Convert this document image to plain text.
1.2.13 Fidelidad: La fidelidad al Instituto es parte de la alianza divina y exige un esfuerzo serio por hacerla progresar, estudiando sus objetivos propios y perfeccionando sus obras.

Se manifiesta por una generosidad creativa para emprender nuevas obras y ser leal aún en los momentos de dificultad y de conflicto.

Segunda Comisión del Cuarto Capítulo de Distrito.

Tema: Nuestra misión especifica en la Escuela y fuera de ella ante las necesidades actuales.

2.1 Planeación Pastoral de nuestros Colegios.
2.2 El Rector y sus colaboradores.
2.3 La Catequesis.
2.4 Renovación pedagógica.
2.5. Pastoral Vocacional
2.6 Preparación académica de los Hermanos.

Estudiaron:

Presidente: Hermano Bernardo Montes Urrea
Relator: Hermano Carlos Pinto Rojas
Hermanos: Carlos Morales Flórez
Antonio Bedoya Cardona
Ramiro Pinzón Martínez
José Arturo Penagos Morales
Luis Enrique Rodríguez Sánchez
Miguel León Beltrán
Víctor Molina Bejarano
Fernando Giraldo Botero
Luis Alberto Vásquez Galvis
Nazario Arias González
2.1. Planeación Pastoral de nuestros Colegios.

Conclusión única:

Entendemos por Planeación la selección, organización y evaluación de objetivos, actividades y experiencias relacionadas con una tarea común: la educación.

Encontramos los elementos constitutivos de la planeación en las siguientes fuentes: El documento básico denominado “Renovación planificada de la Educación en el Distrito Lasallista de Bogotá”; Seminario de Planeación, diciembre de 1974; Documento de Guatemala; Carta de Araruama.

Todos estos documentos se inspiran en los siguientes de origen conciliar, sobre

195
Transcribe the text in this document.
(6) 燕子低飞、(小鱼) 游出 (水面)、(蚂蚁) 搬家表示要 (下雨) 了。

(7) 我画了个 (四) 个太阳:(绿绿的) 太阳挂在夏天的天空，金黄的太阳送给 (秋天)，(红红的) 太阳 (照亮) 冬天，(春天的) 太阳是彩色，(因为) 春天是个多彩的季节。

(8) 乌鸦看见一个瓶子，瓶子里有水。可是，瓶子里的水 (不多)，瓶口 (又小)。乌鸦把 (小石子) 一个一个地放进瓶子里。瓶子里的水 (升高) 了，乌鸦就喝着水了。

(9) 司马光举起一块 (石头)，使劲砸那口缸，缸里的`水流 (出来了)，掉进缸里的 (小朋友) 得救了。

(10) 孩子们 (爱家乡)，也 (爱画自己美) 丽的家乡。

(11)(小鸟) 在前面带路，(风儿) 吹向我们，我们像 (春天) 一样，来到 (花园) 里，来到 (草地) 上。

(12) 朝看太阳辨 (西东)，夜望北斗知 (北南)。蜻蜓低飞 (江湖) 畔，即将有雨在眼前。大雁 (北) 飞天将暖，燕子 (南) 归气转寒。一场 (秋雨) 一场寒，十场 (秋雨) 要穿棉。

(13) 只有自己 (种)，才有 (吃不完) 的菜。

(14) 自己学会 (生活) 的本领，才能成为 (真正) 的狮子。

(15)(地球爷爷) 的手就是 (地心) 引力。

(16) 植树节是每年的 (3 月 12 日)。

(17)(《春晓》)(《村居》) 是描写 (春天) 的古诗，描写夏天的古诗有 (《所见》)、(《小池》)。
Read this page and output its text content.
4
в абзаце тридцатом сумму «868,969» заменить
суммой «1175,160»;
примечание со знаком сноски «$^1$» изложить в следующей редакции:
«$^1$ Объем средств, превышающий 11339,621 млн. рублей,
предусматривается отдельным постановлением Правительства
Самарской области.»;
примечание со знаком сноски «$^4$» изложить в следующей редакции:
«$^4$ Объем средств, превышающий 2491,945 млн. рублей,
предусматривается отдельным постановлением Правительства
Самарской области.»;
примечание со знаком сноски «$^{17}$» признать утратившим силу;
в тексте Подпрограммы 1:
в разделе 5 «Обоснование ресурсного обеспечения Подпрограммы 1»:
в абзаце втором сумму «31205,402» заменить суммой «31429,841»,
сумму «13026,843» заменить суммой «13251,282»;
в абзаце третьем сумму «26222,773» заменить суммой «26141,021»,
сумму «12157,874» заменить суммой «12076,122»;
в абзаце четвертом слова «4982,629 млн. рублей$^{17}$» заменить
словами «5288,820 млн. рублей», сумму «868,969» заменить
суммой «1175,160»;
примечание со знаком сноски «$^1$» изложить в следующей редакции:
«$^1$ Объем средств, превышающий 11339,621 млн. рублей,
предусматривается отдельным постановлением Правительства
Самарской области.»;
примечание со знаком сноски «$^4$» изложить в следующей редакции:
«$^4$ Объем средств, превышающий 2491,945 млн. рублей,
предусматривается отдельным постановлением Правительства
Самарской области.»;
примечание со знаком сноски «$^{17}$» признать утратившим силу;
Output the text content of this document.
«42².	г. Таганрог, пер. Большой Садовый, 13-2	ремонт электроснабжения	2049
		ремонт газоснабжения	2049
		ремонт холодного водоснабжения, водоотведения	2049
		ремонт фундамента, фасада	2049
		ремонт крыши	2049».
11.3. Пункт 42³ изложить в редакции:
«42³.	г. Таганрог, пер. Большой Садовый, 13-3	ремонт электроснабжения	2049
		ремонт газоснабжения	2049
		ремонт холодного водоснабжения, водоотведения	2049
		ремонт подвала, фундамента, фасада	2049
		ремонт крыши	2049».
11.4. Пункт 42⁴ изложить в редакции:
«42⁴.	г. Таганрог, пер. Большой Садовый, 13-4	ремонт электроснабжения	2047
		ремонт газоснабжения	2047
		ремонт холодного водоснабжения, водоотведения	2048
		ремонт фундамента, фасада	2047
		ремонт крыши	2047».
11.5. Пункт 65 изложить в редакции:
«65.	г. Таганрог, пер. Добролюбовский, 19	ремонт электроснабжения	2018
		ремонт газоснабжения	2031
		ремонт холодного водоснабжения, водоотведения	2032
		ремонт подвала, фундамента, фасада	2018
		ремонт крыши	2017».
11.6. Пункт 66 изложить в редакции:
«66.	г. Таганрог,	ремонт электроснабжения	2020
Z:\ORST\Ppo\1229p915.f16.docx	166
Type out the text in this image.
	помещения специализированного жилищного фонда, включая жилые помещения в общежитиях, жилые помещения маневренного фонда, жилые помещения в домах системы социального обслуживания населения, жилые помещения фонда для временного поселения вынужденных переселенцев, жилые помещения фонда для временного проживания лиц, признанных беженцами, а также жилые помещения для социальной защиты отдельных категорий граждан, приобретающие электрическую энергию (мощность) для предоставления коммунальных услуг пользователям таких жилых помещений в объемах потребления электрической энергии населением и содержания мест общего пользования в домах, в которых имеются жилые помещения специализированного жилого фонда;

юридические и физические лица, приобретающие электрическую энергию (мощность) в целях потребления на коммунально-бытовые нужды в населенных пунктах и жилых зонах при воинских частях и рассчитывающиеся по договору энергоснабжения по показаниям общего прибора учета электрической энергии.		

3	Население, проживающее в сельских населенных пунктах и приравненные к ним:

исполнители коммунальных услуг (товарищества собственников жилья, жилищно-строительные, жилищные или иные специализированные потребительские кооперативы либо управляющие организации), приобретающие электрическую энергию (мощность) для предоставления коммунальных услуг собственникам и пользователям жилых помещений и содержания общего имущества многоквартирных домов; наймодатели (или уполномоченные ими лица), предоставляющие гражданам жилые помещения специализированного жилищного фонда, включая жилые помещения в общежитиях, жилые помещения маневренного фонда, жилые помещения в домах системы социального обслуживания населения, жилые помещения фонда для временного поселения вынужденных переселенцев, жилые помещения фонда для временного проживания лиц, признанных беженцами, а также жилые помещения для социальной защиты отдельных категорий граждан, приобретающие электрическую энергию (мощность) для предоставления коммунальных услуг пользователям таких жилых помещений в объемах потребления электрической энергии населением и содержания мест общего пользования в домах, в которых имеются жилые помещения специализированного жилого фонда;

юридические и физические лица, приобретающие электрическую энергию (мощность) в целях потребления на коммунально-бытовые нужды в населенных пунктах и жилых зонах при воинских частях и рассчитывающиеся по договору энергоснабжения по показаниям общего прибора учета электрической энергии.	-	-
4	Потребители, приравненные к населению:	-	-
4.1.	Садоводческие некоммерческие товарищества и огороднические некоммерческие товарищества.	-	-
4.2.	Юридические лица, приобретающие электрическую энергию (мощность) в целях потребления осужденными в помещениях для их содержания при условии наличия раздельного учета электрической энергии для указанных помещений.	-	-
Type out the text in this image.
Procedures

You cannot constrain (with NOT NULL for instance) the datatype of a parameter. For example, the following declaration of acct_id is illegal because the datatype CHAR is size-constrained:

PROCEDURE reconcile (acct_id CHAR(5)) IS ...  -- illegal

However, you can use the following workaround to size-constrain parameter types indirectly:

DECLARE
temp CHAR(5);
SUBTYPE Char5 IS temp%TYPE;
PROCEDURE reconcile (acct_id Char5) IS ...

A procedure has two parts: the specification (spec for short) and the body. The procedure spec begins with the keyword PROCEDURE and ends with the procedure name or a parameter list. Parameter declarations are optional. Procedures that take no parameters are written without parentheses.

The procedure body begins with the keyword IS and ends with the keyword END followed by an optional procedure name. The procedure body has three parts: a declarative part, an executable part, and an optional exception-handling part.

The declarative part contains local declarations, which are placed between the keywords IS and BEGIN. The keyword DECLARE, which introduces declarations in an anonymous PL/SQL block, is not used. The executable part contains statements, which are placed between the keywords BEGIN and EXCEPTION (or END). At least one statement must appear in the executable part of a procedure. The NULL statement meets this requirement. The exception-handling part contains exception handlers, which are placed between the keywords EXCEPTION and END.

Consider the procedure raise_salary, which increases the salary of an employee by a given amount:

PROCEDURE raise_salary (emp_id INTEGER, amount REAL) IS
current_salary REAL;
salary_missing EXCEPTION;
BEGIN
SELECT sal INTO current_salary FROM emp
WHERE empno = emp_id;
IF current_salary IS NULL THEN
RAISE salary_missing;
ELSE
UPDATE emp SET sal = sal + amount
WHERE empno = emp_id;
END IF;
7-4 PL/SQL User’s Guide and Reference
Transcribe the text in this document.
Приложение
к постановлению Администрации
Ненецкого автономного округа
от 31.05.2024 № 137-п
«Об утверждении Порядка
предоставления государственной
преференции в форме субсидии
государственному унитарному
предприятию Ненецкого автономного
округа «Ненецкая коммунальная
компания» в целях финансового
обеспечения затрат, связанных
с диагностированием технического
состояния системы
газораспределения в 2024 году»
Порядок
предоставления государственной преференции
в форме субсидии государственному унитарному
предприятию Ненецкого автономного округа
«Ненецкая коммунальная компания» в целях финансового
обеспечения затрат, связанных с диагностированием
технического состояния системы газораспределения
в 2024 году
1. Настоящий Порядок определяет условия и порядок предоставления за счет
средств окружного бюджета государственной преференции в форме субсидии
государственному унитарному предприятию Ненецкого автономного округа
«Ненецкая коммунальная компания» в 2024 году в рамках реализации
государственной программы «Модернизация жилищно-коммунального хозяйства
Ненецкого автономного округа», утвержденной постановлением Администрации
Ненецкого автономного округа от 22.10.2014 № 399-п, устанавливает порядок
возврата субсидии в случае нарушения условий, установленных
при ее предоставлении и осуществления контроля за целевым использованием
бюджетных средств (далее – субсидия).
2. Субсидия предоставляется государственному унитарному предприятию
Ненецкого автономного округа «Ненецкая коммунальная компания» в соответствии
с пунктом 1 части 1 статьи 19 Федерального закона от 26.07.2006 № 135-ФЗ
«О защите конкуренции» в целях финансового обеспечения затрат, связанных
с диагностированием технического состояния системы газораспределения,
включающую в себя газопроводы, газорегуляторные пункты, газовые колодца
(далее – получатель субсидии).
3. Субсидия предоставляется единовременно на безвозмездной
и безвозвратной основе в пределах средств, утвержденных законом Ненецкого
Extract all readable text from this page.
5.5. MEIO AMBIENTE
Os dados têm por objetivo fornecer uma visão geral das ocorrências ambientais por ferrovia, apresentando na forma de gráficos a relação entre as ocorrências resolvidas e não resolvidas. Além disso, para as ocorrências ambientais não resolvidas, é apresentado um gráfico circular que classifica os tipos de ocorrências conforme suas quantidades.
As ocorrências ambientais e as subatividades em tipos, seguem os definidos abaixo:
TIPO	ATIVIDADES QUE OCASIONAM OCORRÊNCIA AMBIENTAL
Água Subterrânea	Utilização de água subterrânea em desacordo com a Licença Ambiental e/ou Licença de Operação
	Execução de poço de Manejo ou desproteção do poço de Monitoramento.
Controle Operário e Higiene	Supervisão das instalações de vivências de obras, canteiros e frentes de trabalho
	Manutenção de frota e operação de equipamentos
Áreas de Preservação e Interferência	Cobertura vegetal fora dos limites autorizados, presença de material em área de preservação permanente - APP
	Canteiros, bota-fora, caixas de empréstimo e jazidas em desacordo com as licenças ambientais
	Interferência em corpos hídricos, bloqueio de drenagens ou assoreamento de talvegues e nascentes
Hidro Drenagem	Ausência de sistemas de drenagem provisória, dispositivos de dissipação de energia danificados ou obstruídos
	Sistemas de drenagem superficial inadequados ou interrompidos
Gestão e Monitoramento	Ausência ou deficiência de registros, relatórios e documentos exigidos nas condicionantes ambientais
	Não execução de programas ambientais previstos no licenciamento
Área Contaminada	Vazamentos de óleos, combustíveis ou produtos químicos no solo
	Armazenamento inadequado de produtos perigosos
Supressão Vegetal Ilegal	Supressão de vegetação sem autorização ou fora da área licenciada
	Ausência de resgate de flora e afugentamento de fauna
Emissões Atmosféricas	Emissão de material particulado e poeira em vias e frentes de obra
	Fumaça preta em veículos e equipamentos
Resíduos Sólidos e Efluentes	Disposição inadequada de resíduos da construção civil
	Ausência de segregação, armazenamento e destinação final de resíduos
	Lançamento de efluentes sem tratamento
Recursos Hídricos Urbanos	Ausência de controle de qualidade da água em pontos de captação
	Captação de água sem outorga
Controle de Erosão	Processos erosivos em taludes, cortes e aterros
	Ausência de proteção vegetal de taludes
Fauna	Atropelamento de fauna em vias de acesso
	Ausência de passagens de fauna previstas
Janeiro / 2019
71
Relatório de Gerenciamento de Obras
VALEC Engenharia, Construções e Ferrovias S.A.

----------

● Set exercise
Show every line above in which the word "коммунальная" occurs.

● Result for this task
округа «Ненецкая коммунальная
«Ненецкая коммунальная компания» в целях финансового
«Ненецкая коммунальная компания» в 2024 году в рамках реализации
Ненецкого автономного округа «Ненецкая коммунальная компания» в соответствии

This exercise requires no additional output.